Are you able to retype all the records below exactly?

> _MATERIAL FOR THIS TASK_
************

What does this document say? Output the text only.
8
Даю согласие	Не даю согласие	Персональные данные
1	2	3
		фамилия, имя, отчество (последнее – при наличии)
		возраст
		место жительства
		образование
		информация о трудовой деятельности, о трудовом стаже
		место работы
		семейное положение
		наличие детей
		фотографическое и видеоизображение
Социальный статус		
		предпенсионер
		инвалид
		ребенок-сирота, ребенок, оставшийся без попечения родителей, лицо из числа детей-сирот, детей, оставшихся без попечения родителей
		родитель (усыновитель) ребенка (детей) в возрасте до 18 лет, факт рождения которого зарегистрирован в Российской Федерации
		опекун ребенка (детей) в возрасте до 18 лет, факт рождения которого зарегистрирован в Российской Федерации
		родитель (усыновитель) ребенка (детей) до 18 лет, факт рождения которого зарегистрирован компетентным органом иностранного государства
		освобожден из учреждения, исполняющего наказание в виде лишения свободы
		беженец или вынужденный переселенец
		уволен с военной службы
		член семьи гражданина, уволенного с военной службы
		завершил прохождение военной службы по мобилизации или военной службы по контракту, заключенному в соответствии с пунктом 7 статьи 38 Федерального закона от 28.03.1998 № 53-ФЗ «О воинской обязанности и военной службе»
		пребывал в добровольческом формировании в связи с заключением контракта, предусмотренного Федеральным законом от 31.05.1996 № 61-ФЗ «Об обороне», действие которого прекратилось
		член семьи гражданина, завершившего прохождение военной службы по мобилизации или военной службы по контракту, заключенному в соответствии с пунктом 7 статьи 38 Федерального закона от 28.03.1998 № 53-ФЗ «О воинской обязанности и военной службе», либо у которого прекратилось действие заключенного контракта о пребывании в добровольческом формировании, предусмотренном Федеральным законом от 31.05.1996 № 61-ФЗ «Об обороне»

************

> _RESPONSE TO THE TASK_
What does this document say? Output the text only.
8
Даю согласие	Не даю согласие	Персональные данные
1	2	3
		фамилия, имя, отчество (последнее – при наличии)
		возраст
		место жительства
		образование
		информация о трудовой деятельности, о трудовом стаже
		место работы
		семейное положение
		наличие детей
		фотографическое и видеоизображение
Социальный статус		
		предпенсионер
		инвалид
		ребенок-сирота, ребенок, оставшийся без попечения родителей, лицо из числа детей-сирот, детей, оставшихся без попечения родителей
		родитель (усыновитель) ребенка (детей) в возрасте до 18 лет, факт рождения которого зарегистрирован в Российской Федерации
		опекун ребенка (детей) в возрасте до 18 лет, факт рождения которого зарегистрирован в Российской Федерации
		родитель (усыновитель) ребенка (детей) до 18 лет, факт рождения которого зарегистрирован компетентным органом иностранного государства
		освобожден из учреждения, исполняющего наказание в виде лишения свободы
		беженец или вынужденный переселенец
		уволен с военной службы
		член семьи гражданина, уволенного с военной службы
		завершил прохождение военной службы по мобилизации или военной службы по контракту, заключенному в соответствии с пунктом 7 статьи 38 Федерального закона от 28.03.1998 № 53-ФЗ «О воинской обязанности и военной службе»
		пребывал в добровольческом формировании в связи с заключением контракта, предусмотренного Федеральным законом от 31.05.1996 № 61-ФЗ «Об обороне», действие которого прекратилось
		член семьи гражданина, завершившего прохождение военной службы по мобилизации или военной службы по контракту, заключенному в соответствии с пунктом 7 статьи 38 Федерального закона от 28.03.1998 № 53-ФЗ «О воинской обязанности и военной службе», либо у которого прекратилось действие заключенного контракта о пребывании в добровольческом формировании, предусмотренном Федеральным законом от 31.05.1996 № 61-ФЗ «Об обороне»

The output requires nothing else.